Figure collection entries

----

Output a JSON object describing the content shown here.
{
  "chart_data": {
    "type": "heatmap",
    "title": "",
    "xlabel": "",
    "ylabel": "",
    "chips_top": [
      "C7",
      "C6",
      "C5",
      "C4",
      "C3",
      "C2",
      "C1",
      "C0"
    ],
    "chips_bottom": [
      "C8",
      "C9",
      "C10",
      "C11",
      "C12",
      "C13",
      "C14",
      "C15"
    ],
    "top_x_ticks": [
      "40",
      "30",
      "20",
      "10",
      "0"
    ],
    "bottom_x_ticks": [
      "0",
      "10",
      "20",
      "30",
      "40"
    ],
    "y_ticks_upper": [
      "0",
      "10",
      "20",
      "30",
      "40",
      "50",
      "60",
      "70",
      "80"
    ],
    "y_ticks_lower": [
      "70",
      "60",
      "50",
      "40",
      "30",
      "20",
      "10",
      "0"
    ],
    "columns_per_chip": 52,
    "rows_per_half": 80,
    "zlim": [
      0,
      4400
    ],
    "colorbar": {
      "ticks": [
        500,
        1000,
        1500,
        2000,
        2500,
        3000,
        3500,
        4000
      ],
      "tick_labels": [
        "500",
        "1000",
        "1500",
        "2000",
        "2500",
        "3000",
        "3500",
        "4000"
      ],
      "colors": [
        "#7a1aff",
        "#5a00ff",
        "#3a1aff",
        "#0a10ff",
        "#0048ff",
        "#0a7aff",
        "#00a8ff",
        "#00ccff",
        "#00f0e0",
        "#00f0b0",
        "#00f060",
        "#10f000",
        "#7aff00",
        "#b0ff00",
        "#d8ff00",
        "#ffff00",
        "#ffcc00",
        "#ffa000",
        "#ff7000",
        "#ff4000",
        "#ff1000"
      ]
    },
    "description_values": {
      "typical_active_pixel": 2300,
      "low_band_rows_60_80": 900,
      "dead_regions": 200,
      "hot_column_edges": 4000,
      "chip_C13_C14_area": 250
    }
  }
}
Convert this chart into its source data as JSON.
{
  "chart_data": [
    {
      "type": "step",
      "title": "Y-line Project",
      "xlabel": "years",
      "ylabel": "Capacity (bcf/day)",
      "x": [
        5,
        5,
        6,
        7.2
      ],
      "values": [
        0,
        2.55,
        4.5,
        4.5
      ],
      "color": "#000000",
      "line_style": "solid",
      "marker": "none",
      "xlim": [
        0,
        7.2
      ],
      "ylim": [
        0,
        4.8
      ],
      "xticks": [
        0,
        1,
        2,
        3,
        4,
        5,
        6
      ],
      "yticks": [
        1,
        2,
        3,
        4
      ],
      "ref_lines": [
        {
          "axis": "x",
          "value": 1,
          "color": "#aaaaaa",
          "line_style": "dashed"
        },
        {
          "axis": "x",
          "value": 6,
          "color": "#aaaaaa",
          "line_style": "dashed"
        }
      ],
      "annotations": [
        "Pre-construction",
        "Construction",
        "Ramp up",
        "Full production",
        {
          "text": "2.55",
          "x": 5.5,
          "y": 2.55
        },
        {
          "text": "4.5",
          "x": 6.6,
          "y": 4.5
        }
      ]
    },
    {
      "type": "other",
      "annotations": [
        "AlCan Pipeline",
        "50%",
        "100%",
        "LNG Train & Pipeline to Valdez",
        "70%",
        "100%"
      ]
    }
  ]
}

----

*EXERCISE DIRECTIONS:* Produce an exact copy of every entry above.

*SOLUTION FOR THIS TASK:*
Output a JSON object describing the content shown here.
{
  "chart_data": {
    "type": "heatmap",
    "title": "",
    "xlabel": "",
    "ylabel": "",
    "chips_top": [
      "C7",
      "C6",
      "C5",
      "C4",
      "C3",
      "C2",
      "C1",
      "C0"
    ],
    "chips_bottom": [
      "C8",
      "C9",
      "C10",
      "C11",
      "C12",
      "C13",
      "C14",
      "C15"
    ],
    "top_x_ticks": [
      "40",
      "30",
      "20",
      "10",
      "0"
    ],
    "bottom_x_ticks": [
      "0",
      "10",
      "20",
      "30",
      "40"
    ],
    "y_ticks_upper": [
      "0",
      "10",
      "20",
      "30",
      "40",
      "50",
      "60",
      "70",
      "80"
    ],
    "y_ticks_lower": [
      "70",
      "60",
      "50",
      "40",
      "30",
      "20",
      "10",
      "0"
    ],
    "columns_per_chip": 52,
    "rows_per_half": 80,
    "zlim": [
      0,
      4400
    ],
    "colorbar": {
      "ticks": [
        500,
        1000,
        1500,
        2000,
        2500,
        3000,
        3500,
        4000
      ],
      "tick_labels": [
        "500",
        "1000",
        "1500",
        "2000",
        "2500",
        "3000",
        "3500",
        "4000"
      ],
      "colors": [
        "#7a1aff",
        "#5a00ff",
        "#3a1aff",
        "#0a10ff",
        "#0048ff",
        "#0a7aff",
        "#00a8ff",
        "#00ccff",
        "#00f0e0",
        "#00f0b0",
        "#00f060",
        "#10f000",
        "#7aff00",
        "#b0ff00",
        "#d8ff00",
        "#ffff00",
        "#ffcc00",
        "#ffa000",
        "#ff7000",
        "#ff4000",
        "#ff1000"
      ]
    },
    "description_values": {
      "typical_active_pixel": 2300,
      "low_band_rows_60_80": 900,
      "dead_regions": 200,
      "hot_column_edges": 4000,
      "chip_C13_C14_area": 250
    }
  }
}
Convert this chart into its source data as JSON.
{
  "chart_data": [
    {
      "type": "step",
      "title": "Y-line Project",
      "xlabel": "years",
      "ylabel": "Capacity (bcf/day)",
      "x": [
        5,
        5,
        6,
        7.2
      ],
      "values": [
        0,
        2.55,
        4.5,
        4.5
      ],
      "color": "#000000",
      "line_style": "solid",
      "marker": "none",
      "xlim": [
        0,
        7.2
      ],
      "ylim": [
        0,
        4.8
      ],
      "xticks": [
        0,
        1,
        2,
        3,
        4,
        5,
        6
      ],
      "yticks": [
        1,
        2,
        3,
        4
      ],
      "ref_lines": [
        {
          "axis": "x",
          "value": 1,
          "color": "#aaaaaa",
          "line_style": "dashed"
        },
        {
          "axis": "x",
          "value": 6,
          "color": "#aaaaaa",
          "line_style": "dashed"
        }
      ],
      "annotations": [
        "Pre-construction",
        "Construction",
        "Ramp up",
        "Full production",
        {
          "text": "2.55",
          "x": 5.5,
          "y": 2.55
        },
        {
          "text": "4.5",
          "x": 6.6,
          "y": 4.5
        }
      ]
    },
    {
      "type": "other",
      "annotations": [
        "AlCan Pipeline",
        "50%",
        "100%",
        "LNG Train & Pipeline to Valdez",
        "70%",
        "100%"
      ]
    }
  ]
}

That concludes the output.